Part of a data file
________
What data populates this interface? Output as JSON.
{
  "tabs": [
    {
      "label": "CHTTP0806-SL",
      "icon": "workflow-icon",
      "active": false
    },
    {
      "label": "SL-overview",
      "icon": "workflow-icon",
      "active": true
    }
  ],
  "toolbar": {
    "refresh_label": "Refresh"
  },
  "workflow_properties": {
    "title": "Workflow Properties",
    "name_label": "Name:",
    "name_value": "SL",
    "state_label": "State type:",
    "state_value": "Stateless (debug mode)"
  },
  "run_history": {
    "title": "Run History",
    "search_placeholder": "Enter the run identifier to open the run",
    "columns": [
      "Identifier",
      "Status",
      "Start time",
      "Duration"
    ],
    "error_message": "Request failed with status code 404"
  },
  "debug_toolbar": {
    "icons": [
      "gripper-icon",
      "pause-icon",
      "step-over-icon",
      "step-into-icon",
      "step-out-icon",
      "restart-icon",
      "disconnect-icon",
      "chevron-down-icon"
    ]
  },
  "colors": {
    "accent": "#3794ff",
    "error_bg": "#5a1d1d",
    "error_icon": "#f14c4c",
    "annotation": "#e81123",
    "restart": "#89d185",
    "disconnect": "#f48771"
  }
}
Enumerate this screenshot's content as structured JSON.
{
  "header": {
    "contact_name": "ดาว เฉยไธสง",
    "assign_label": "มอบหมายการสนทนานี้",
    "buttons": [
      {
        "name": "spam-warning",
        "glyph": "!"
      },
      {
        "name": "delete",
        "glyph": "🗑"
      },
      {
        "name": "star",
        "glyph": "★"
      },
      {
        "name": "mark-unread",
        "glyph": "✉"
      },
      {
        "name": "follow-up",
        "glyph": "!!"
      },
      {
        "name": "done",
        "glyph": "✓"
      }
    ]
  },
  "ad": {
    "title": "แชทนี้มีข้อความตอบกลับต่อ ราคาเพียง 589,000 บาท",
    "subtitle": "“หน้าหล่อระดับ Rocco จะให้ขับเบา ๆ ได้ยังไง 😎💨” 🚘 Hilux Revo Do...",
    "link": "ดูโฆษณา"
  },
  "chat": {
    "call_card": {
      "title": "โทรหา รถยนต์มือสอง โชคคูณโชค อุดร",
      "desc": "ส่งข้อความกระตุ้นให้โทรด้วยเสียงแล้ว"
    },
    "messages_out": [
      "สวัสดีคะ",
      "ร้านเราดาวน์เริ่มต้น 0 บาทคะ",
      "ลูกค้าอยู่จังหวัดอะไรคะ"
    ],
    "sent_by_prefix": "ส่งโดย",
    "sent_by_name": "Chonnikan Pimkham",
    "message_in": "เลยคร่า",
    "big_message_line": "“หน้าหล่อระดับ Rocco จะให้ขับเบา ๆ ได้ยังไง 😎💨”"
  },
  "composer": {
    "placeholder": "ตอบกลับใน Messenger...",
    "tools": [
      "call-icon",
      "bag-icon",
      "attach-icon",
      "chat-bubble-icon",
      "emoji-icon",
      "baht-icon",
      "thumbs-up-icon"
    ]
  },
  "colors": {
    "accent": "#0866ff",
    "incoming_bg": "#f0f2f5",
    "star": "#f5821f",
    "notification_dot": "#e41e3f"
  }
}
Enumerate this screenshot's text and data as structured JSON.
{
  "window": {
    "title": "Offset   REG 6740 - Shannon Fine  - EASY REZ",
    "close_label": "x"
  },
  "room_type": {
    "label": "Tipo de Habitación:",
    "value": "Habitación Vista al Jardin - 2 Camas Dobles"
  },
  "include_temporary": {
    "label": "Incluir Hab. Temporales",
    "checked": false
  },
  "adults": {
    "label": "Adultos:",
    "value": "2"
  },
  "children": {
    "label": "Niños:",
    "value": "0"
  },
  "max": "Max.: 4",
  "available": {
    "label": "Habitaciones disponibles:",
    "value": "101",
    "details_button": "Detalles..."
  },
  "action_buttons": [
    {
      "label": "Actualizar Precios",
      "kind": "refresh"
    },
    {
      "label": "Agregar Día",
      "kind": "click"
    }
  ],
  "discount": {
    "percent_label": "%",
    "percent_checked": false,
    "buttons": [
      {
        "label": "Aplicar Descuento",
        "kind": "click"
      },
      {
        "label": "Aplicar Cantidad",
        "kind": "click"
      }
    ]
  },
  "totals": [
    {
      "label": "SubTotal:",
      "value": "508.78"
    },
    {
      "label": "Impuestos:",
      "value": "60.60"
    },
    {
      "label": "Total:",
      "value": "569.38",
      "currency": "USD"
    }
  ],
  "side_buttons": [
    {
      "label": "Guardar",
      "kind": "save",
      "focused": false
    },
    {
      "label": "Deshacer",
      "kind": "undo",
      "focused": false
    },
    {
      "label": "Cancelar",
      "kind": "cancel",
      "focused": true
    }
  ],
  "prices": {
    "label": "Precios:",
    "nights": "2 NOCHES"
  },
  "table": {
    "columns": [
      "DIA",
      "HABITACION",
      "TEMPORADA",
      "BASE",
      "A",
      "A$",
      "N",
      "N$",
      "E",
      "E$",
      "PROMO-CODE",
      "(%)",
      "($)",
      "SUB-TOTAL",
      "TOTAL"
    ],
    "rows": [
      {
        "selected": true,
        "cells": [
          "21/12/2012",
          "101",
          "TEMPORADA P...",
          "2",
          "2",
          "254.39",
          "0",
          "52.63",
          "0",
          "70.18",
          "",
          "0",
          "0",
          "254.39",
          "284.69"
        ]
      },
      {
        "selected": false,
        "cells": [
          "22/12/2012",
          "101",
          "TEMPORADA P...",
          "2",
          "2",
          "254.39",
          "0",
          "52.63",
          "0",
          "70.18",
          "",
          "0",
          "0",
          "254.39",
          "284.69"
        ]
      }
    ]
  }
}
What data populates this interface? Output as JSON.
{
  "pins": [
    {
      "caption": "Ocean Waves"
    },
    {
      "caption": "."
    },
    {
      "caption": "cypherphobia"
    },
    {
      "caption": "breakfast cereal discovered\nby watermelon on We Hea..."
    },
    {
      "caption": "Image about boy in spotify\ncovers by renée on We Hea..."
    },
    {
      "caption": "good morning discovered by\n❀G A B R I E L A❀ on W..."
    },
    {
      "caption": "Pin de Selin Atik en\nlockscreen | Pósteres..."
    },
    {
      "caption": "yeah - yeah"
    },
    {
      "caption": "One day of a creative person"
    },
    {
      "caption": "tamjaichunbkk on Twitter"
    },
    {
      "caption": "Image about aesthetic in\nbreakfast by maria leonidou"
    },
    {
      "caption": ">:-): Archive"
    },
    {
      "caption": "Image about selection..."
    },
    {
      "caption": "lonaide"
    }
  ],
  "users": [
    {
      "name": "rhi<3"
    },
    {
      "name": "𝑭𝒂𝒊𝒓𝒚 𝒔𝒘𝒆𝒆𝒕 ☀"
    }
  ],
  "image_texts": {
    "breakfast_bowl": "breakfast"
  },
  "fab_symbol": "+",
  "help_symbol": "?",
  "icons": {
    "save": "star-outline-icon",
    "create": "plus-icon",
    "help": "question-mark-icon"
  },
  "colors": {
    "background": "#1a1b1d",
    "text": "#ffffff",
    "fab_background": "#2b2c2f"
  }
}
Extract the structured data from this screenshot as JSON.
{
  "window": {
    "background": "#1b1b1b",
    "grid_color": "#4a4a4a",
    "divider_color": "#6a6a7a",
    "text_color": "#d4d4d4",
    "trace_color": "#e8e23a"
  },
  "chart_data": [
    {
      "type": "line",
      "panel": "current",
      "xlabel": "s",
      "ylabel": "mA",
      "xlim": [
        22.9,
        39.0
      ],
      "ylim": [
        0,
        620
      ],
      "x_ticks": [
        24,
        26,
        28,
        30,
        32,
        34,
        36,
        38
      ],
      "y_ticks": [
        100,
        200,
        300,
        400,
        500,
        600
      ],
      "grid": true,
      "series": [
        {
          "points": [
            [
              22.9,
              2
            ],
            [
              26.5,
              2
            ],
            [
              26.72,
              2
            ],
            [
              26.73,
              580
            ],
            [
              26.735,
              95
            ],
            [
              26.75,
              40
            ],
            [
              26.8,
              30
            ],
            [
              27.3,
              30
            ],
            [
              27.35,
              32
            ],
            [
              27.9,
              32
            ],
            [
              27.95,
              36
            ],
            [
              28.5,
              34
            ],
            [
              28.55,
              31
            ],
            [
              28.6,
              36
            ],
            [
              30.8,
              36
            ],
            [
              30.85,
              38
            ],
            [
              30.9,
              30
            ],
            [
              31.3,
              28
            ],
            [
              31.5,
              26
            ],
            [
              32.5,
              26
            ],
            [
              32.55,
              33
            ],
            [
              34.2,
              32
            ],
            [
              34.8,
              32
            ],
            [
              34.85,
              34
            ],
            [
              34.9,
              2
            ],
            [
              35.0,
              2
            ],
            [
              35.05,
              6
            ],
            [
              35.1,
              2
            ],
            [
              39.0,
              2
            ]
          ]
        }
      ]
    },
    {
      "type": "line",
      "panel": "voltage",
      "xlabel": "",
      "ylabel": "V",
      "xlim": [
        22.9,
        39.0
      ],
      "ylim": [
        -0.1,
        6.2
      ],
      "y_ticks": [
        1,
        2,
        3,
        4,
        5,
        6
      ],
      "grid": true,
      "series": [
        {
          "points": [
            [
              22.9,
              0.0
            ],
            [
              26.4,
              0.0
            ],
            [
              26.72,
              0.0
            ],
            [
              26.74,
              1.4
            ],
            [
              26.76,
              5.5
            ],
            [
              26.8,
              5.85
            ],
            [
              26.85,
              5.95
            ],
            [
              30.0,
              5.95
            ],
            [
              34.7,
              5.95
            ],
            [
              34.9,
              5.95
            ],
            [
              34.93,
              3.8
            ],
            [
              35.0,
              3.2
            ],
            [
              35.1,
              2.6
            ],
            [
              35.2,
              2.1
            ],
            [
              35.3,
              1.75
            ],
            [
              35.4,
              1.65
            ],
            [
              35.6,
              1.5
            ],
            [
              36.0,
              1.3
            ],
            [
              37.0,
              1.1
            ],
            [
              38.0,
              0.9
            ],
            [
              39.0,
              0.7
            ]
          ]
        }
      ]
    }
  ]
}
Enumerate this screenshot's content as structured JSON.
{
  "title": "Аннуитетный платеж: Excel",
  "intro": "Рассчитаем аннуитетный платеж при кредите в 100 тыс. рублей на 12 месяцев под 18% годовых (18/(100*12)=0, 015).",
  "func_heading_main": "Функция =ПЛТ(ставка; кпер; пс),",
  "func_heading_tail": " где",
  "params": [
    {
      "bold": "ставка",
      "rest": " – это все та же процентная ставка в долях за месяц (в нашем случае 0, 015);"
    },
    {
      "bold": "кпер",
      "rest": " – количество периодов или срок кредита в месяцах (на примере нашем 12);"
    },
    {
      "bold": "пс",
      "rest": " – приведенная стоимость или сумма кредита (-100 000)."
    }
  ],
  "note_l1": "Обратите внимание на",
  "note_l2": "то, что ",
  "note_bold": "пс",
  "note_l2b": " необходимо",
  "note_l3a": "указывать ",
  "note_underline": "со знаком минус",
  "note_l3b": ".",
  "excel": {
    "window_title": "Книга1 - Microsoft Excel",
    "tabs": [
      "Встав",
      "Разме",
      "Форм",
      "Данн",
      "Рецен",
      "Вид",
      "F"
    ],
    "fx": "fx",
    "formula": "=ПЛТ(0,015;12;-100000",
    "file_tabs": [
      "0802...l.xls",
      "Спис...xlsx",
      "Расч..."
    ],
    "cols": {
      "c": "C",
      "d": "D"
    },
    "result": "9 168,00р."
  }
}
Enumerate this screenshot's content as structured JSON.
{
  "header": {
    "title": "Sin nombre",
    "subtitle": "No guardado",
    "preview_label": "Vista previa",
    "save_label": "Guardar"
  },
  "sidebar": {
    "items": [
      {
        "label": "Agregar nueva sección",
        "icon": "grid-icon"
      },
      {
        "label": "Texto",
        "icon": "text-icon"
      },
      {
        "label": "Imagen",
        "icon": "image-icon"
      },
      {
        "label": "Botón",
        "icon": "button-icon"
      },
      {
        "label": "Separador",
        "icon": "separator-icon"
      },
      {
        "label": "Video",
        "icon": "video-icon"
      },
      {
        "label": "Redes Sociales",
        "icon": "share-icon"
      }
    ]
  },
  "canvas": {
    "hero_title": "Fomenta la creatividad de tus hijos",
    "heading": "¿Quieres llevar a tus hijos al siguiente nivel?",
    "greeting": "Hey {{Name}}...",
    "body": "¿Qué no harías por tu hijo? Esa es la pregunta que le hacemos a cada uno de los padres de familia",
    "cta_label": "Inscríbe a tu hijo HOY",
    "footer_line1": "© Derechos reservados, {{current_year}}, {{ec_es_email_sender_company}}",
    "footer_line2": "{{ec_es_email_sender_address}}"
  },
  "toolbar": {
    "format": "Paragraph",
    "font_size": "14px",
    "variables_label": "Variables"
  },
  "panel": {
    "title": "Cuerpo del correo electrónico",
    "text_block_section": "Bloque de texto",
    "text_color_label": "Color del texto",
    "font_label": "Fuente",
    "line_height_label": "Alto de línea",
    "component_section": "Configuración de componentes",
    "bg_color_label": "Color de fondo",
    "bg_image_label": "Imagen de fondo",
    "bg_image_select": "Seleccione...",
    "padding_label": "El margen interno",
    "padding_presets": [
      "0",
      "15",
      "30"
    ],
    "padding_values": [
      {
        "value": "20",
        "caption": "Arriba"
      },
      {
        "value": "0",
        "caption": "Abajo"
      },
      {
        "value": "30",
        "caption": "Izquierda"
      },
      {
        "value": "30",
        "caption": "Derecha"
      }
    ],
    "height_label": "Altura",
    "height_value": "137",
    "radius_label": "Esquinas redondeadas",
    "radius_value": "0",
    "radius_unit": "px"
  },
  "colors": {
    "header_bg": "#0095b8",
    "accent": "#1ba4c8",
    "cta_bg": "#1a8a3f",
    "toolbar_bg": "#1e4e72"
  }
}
________
### Exercise brief
From the records above, copy every line that holds the word "платеж".

### Result of the exercise
  "title": "Аннуитетный платеж: Excel",
  "intro": "Рассчитаем аннуитетный платеж при кредите в 100 тыс. рублей на 12 месяцев под 18% годовых (18/(100*12)=0, 015).",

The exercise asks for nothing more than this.